* **Work instructions**: Report every line below that has the string "limiting" in it.

(Dataset records of page text)
□ □ □ □ □ □ □

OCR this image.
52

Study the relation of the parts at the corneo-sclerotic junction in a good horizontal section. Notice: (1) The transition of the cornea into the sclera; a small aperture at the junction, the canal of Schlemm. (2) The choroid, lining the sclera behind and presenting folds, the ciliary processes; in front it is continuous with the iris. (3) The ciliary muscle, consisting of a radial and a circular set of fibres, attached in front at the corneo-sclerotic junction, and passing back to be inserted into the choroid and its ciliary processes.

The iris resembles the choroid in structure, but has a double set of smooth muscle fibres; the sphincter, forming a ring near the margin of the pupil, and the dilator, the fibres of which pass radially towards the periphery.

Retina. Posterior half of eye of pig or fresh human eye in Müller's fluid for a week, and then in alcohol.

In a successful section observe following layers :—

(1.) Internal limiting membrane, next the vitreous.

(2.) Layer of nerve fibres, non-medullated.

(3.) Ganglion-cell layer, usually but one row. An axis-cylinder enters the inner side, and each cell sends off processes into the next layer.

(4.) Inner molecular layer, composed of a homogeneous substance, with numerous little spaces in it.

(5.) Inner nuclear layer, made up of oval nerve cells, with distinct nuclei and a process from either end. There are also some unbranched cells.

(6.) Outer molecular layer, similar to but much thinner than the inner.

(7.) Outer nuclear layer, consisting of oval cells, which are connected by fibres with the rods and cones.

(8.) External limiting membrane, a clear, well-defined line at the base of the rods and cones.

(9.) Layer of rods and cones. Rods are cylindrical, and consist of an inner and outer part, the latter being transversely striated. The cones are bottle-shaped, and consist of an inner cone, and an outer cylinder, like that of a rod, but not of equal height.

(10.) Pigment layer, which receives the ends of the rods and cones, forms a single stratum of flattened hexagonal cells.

□ □ □ □ □ □ □

* **Output for this exercise**:
(1.) Internal limiting membrane, next the vitreous.
(8.) External limiting membrane, a clear, well-defined line at the base of the rods and cones.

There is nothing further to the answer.